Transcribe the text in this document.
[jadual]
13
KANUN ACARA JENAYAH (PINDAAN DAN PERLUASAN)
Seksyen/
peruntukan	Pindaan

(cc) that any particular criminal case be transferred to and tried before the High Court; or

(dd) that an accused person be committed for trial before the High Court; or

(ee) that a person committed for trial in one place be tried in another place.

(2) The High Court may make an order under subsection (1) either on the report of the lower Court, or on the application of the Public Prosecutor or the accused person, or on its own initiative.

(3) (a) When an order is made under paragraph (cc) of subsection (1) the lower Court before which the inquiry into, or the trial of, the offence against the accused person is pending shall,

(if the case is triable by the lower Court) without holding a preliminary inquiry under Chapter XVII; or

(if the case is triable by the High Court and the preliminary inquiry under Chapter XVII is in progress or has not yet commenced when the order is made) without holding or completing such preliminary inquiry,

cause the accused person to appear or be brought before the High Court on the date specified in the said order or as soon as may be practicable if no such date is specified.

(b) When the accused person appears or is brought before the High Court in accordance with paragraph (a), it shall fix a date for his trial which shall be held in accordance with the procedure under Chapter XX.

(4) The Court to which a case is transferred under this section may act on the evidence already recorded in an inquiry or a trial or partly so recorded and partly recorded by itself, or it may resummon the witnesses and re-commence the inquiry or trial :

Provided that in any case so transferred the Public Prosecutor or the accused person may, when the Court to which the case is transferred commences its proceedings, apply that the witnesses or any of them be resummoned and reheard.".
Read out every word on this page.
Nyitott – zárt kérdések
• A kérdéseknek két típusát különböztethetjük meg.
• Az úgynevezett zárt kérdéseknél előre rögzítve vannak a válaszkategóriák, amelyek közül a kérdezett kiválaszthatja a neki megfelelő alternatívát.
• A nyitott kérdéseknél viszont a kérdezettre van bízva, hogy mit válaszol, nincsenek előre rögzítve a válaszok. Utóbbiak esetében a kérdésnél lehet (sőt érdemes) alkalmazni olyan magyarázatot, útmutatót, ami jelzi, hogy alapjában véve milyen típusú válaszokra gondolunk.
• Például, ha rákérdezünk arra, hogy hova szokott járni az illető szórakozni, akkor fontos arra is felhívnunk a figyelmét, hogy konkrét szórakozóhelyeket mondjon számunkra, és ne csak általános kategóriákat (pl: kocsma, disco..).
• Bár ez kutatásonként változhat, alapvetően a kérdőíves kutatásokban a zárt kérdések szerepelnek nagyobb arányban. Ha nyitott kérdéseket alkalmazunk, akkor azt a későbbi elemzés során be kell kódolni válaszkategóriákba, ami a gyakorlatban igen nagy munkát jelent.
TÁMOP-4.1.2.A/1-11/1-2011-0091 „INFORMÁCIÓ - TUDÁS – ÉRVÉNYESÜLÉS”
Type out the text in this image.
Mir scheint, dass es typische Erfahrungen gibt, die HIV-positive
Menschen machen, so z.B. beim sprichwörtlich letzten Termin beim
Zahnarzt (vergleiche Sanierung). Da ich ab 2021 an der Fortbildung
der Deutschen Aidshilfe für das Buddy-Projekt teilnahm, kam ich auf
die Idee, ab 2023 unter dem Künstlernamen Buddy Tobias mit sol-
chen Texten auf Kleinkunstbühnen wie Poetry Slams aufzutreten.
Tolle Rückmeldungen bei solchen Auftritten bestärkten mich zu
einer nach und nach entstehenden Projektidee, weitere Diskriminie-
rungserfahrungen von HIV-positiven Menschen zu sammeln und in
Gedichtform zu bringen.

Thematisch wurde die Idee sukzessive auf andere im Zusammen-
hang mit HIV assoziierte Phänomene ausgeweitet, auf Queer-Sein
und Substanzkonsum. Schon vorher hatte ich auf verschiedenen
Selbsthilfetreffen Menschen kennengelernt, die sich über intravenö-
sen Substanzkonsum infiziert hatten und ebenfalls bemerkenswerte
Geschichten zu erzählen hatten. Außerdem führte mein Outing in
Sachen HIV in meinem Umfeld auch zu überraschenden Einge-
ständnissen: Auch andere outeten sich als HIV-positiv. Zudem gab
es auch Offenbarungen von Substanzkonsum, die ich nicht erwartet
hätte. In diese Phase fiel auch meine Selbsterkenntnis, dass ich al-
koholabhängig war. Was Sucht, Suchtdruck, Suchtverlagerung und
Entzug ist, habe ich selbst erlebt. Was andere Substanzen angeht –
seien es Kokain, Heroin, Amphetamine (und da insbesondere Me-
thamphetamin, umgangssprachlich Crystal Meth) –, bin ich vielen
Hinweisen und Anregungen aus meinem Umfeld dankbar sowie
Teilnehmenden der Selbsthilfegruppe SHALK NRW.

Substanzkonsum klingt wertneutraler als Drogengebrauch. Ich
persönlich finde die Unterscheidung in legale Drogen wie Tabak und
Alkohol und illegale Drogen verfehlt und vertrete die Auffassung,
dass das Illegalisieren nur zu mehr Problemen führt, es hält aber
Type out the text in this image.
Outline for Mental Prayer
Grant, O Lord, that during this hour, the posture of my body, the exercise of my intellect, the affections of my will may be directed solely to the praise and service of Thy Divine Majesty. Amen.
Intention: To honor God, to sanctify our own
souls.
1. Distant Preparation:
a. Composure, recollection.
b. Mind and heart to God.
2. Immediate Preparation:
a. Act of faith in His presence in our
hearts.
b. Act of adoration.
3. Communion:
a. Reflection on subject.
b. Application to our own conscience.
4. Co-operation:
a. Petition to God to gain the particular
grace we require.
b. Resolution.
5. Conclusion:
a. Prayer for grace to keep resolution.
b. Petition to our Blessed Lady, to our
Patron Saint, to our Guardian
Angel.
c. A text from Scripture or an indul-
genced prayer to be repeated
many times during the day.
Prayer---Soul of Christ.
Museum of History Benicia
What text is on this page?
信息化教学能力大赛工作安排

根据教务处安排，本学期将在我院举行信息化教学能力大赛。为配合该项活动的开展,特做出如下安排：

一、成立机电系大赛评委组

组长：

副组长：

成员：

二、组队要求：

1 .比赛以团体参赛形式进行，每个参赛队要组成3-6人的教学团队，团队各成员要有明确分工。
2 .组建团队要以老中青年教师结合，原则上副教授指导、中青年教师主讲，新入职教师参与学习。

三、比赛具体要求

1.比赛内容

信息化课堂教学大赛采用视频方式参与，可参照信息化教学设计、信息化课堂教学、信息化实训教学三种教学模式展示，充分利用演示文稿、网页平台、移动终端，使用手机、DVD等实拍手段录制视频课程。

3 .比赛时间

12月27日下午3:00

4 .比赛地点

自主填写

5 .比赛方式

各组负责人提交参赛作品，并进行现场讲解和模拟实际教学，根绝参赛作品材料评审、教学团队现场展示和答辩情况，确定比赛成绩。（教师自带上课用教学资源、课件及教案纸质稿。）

^^^^^^^^

> TASK DETAILS: Please output the entire listing exactly as it stands.

> TASK SOLUTION:
Transcribe the text in this document.
[jadual]
13
KANUN ACARA JENAYAH (PINDAAN DAN PERLUASAN)
Seksyen/
peruntukan	Pindaan

(cc) that any particular criminal case be transferred to and tried before the High Court; or

(dd) that an accused person be committed for trial before the High Court; or

(ee) that a person committed for trial in one place be tried in another place.

(2) The High Court may make an order under subsection (1) either on the report of the lower Court, or on the application of the Public Prosecutor or the accused person, or on its own initiative.

(3) (a) When an order is made under paragraph (cc) of subsection (1) the lower Court before which the inquiry into, or the trial of, the offence against the accused person is pending shall,

(if the case is triable by the lower Court) without holding a preliminary inquiry under Chapter XVII; or

(if the case is triable by the High Court and the preliminary inquiry under Chapter XVII is in progress or has not yet commenced when the order is made) without holding or completing such preliminary inquiry,

cause the accused person to appear or be brought before the High Court on the date specified in the said order or as soon as may be practicable if no such date is specified.

(b) When the accused person appears or is brought before the High Court in accordance with paragraph (a), it shall fix a date for his trial which shall be held in accordance with the procedure under Chapter XX.

(4) The Court to which a case is transferred under this section may act on the evidence already recorded in an inquiry or a trial or partly so recorded and partly recorded by itself, or it may resummon the witnesses and re-commence the inquiry or trial :

Provided that in any case so transferred the Public Prosecutor or the accused person may, when the Court to which the case is transferred commences its proceedings, apply that the witnesses or any of them be resummoned and reheard.".
Read out every word on this page.
Nyitott – zárt kérdések
• A kérdéseknek két típusát különböztethetjük meg.
• Az úgynevezett zárt kérdéseknél előre rögzítve vannak a válaszkategóriák, amelyek közül a kérdezett kiválaszthatja a neki megfelelő alternatívát.
• A nyitott kérdéseknél viszont a kérdezettre van bízva, hogy mit válaszol, nincsenek előre rögzítve a válaszok. Utóbbiak esetében a kérdésnél lehet (sőt érdemes) alkalmazni olyan magyarázatot, útmutatót, ami jelzi, hogy alapjában véve milyen típusú válaszokra gondolunk.
• Például, ha rákérdezünk arra, hogy hova szokott járni az illető szórakozni, akkor fontos arra is felhívnunk a figyelmét, hogy konkrét szórakozóhelyeket mondjon számunkra, és ne csak általános kategóriákat (pl: kocsma, disco..).
• Bár ez kutatásonként változhat, alapvetően a kérdőíves kutatásokban a zárt kérdések szerepelnek nagyobb arányban. Ha nyitott kérdéseket alkalmazunk, akkor azt a későbbi elemzés során be kell kódolni válaszkategóriákba, ami a gyakorlatban igen nagy munkát jelent.
TÁMOP-4.1.2.A/1-11/1-2011-0091 „INFORMÁCIÓ - TUDÁS – ÉRVÉNYESÜLÉS”
Type out the text in this image.
Mir scheint, dass es typische Erfahrungen gibt, die HIV-positive
Menschen machen, so z.B. beim sprichwörtlich letzten Termin beim
Zahnarzt (vergleiche Sanierung). Da ich ab 2021 an der Fortbildung
der Deutschen Aidshilfe für das Buddy-Projekt teilnahm, kam ich auf
die Idee, ab 2023 unter dem Künstlernamen Buddy Tobias mit sol-
chen Texten auf Kleinkunstbühnen wie Poetry Slams aufzutreten.
Tolle Rückmeldungen bei solchen Auftritten bestärkten mich zu
einer nach und nach entstehenden Projektidee, weitere Diskriminie-
rungserfahrungen von HIV-positiven Menschen zu sammeln und in
Gedichtform zu bringen.

Thematisch wurde die Idee sukzessive auf andere im Zusammen-
hang mit HIV assoziierte Phänomene ausgeweitet, auf Queer-Sein
und Substanzkonsum. Schon vorher hatte ich auf verschiedenen
Selbsthilfetreffen Menschen kennengelernt, die sich über intravenö-
sen Substanzkonsum infiziert hatten und ebenfalls bemerkenswerte
Geschichten zu erzählen hatten. Außerdem führte mein Outing in
Sachen HIV in meinem Umfeld auch zu überraschenden Einge-
ständnissen: Auch andere outeten sich als HIV-positiv. Zudem gab
es auch Offenbarungen von Substanzkonsum, die ich nicht erwartet
hätte. In diese Phase fiel auch meine Selbsterkenntnis, dass ich al-
koholabhängig war. Was Sucht, Suchtdruck, Suchtverlagerung und
Entzug ist, habe ich selbst erlebt. Was andere Substanzen angeht –
seien es Kokain, Heroin, Amphetamine (und da insbesondere Me-
thamphetamin, umgangssprachlich Crystal Meth) –, bin ich vielen
Hinweisen und Anregungen aus meinem Umfeld dankbar sowie
Teilnehmenden der Selbsthilfegruppe SHALK NRW.

Substanzkonsum klingt wertneutraler als Drogengebrauch. Ich
persönlich finde die Unterscheidung in legale Drogen wie Tabak und
Alkohol und illegale Drogen verfehlt und vertrete die Auffassung,
dass das Illegalisieren nur zu mehr Problemen führt, es hält aber
Type out the text in this image.
Outline for Mental Prayer
Grant, O Lord, that during this hour, the posture of my body, the exercise of my intellect, the affections of my will may be directed solely to the praise and service of Thy Divine Majesty. Amen.
Intention: To honor God, to sanctify our own
souls.
1. Distant Preparation:
a. Composure, recollection.
b. Mind and heart to God.
2. Immediate Preparation:
a. Act of faith in His presence in our
hearts.
b. Act of adoration.
3. Communion:
a. Reflection on subject.
b. Application to our own conscience.
4. Co-operation:
a. Petition to God to gain the particular
grace we require.
b. Resolution.
5. Conclusion:
a. Prayer for grace to keep resolution.
b. Petition to our Blessed Lady, to our
Patron Saint, to our Guardian
Angel.
c. A text from Scripture or an indul-
genced prayer to be repeated
many times during the day.
Prayer---Soul of Christ.
Museum of History Benicia
What text is on this page?
信息化教学能力大赛工作安排

根据教务处安排，本学期将在我院举行信息化教学能力大赛。为配合该项活动的开展,特做出如下安排：

一、成立机电系大赛评委组

组长：

副组长：

成员：

二、组队要求：

1 .比赛以团体参赛形式进行，每个参赛队要组成3-6人的教学团队，团队各成员要有明确分工。
2 .组建团队要以老中青年教师结合，原则上副教授指导、中青年教师主讲，新入职教师参与学习。

三、比赛具体要求

1.比赛内容

信息化课堂教学大赛采用视频方式参与，可参照信息化教学设计、信息化课堂教学、信息化实训教学三种教学模式展示，充分利用演示文稿、网页平台、移动终端，使用手机、DVD等实拍手段录制视频课程。

3 .比赛时间

12月27日下午3:00

4 .比赛地点

自主填写

5 .比赛方式

各组负责人提交参赛作品，并进行现场讲解和模拟实际教学，根绝参赛作品材料评审、教学团队现场展示和答辩情况，确定比赛成绩。（教师自带上课用教学资源、课件及教案纸质稿。）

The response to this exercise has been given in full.